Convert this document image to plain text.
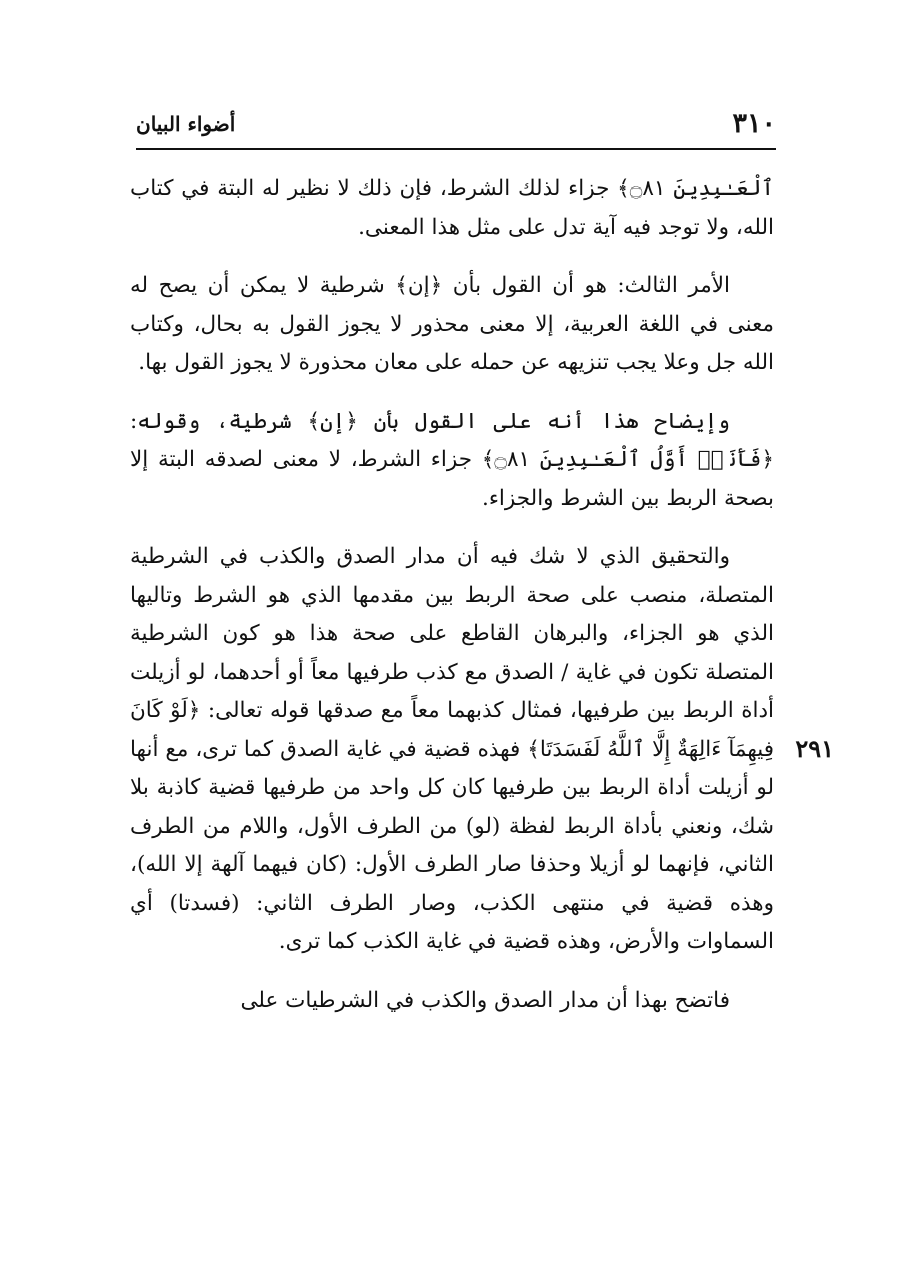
٣١٠
أضواء البيان
٢٩١

ٱلْعَـٰبِدِينَ ۝٨١﴾ جزاء لذلك الشرط، فإن ذلك لا نظير له البتة في كتاب الله، ولا توجد فيه آية تدل على مثل هذا المعنى.

الأمر الثالث: هو أن القول بأن ﴿إن﴾ شرطية لا يمكن أن يصح له معنى في اللغة العربية، إلا معنى محذور لا يجوز القول به بحال، وكتاب الله جل وعلا يجب تنزيهه عن حمله على معان محذورة لا يجوز القول بها.

وإيضاح هذا أنه على القول بأن ﴿إن﴾ شرطية، وقوله: ﴿فَأَنَا۠ أَوَّلُ ٱلْعَـٰبِدِينَ ۝٨١﴾ جزاء الشرط، لا معنى لصدقه البتة إلا بصحة الربط بين الشرط والجزاء.

والتحقيق الذي لا شك فيه أن مدار الصدق والكذب في الشرطية المتصلة، منصب على صحة الربط بين مقدمها الذي هو الشرط وتاليها الذي هو الجزاء، والبرهان القاطع على صحة هذا هو كون الشرطية المتصلة تكون في غاية / الصدق مع كذب طرفيها معاً أو أحدهما، لو أزيلت أداة الربط بين طرفيها، فمثال كذبهما معاً مع صدقها قوله تعالى: ﴿لَوْ كَانَ فِيهِمَآ ءَالِهَةٌ إِلَّا ٱللَّهُ لَفَسَدَتَا﴾ فهذه قضية في غاية الصدق كما ترى، مع أنها لو أزيلت أداة الربط بين طرفيها كان كل واحد من طرفيها قضية كاذبة بلا شك، ونعني بأداة الربط لفظة (لو) من الطرف الأول، واللام من الطرف الثاني، فإنهما لو أزيلا وحذفا صار الطرف الأول: (كان فيهما آلهة إلا الله)، وهذه قضية في منتهى الكذب، وصار الطرف الثاني: (فسدتا) أي السماوات والأرض، وهذه قضية في غاية الكذب كما ترى.

فاتضح بهذا أن مدار الصدق والكذب في الشرطيات على
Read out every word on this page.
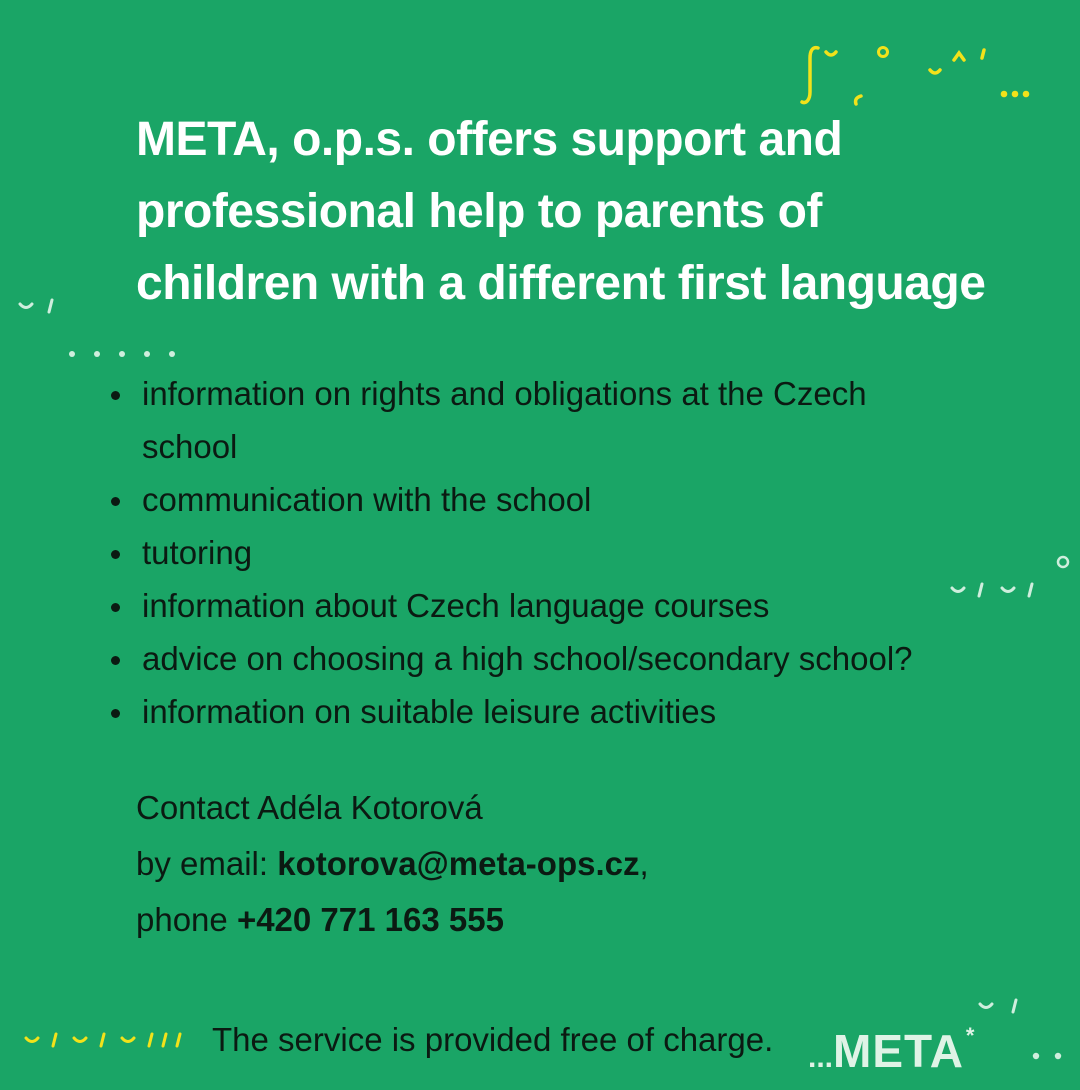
META, o.p.s. offers support and
professional help to parents of
children with a different first language
information on rights and obligations at the Czech school
communication with the school
tutoring
information about Czech language courses
advice on choosing a high school/secondary school?
information on suitable leisure activities
Contact Adéla Kotorová
by email: kotorova@meta-ops.cz,
phone +420 771 163 555
The service is provided free of charge. ...META*
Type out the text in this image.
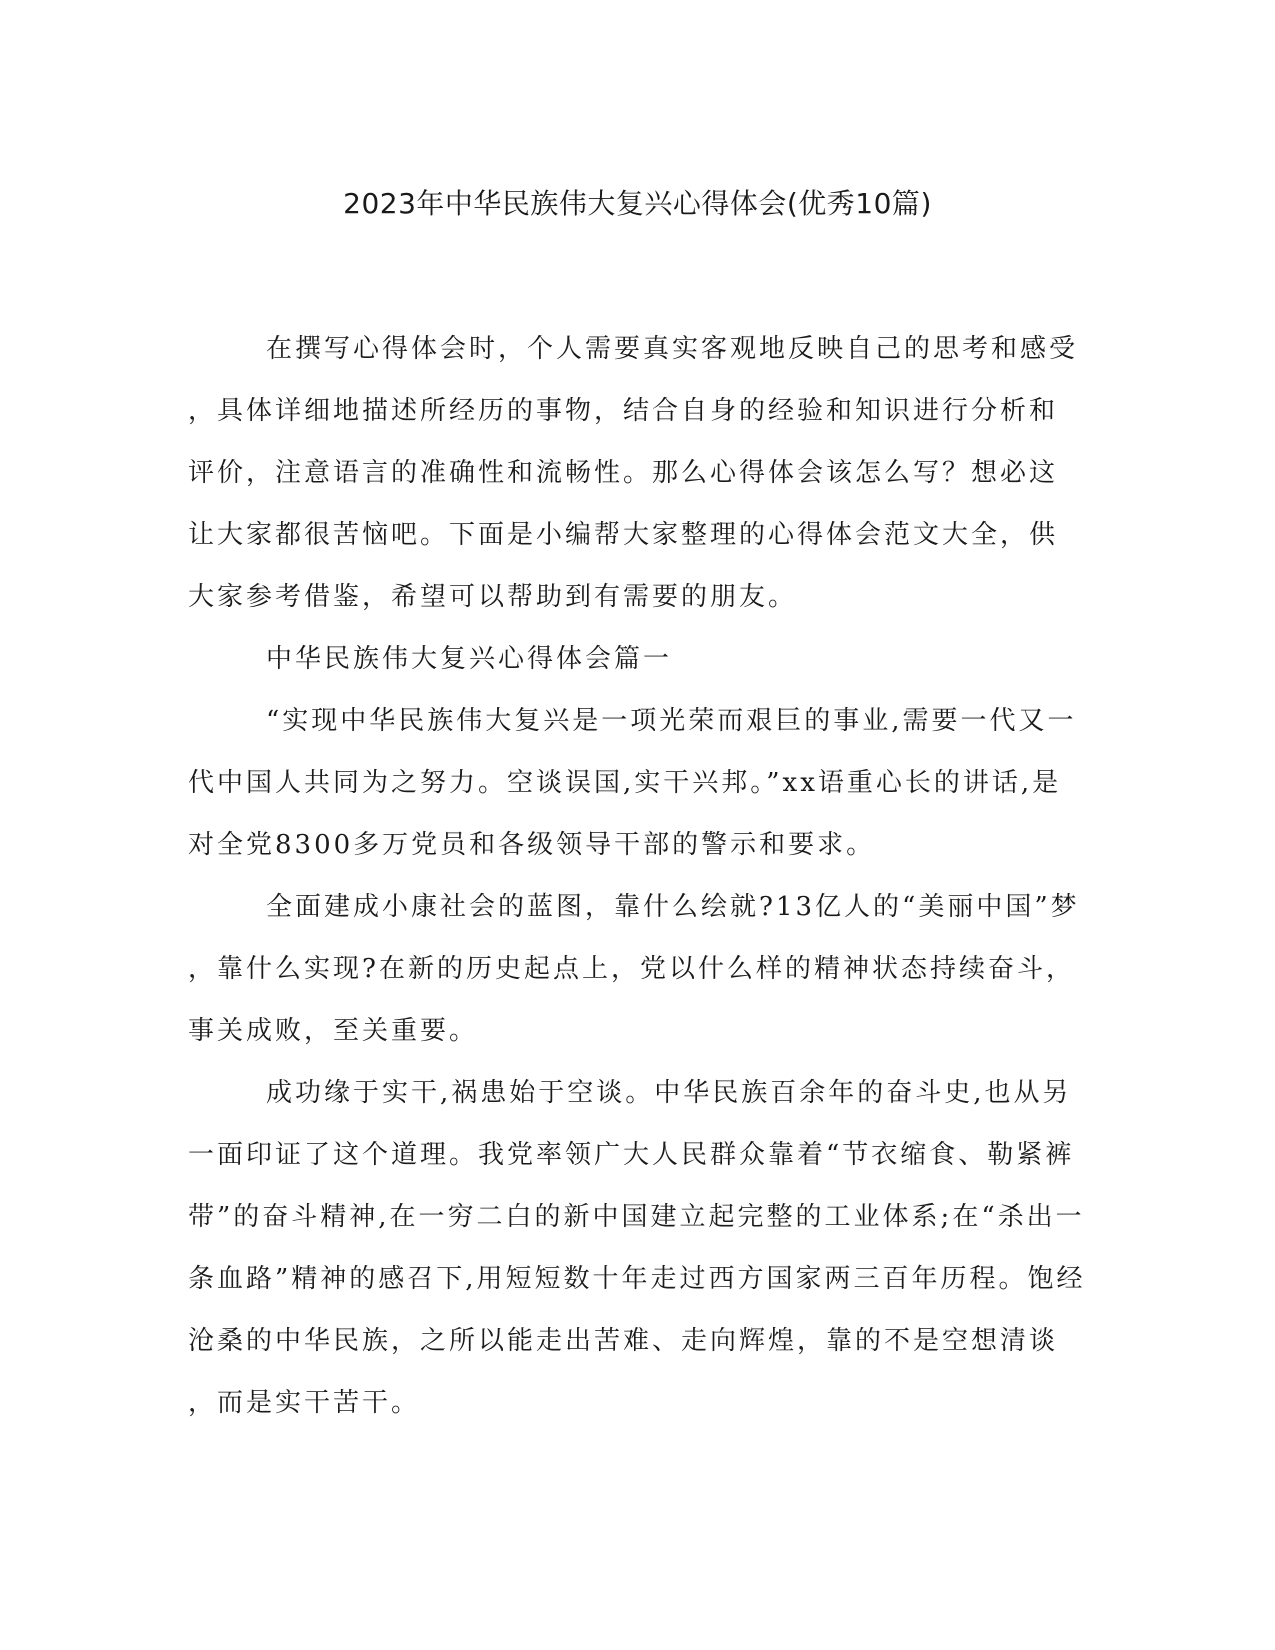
2023年中华民族伟大复兴心得体会(优秀10篇)
在撰写心得体会时，个人需要真实客观地反映自己的思考和感受
，具体详细地描述所经历的事物，结合自身的经验和知识进行分析和
评价，注意语言的准确性和流畅性。那么心得体会该怎么写？想必这
让大家都很苦恼吧。下面是小编帮大家整理的心得体会范文大全，供
大家参考借鉴，希望可以帮助到有需要的朋友。
中华民族伟大复兴心得体会篇一
“实现中华民族伟大复兴是一项光荣而艰巨的事业,需要一代又一
代中国人共同为之努力。空谈误国,实干兴邦。”xx语重心长的讲话,是
对全党8300多万党员和各级领导干部的警示和要求。
全面建成小康社会的蓝图，靠什么绘就?13亿人的“美丽中国”梦
，靠什么实现?在新的历史起点上，党以什么样的精神状态持续奋斗，
事关成败，至关重要。
成功缘于实干,祸患始于空谈。中华民族百余年的奋斗史,也从另
一面印证了这个道理。我党率领广大人民群众靠着“节衣缩食、勒紧裤
带”的奋斗精神,在一穷二白的新中国建立起完整的工业体系;在“杀出一
条血路”精神的感召下,用短短数十年走过西方国家两三百年历程。饱经
沧桑的中华民族，之所以能走出苦难、走向辉煌，靠的不是空想清谈
，而是实干苦干。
####################
» **What is required**
Read the entries above, then pull out the lines that include "text".

» **Result of this task**
Convert this document image to plain text.
Type out the text in this image.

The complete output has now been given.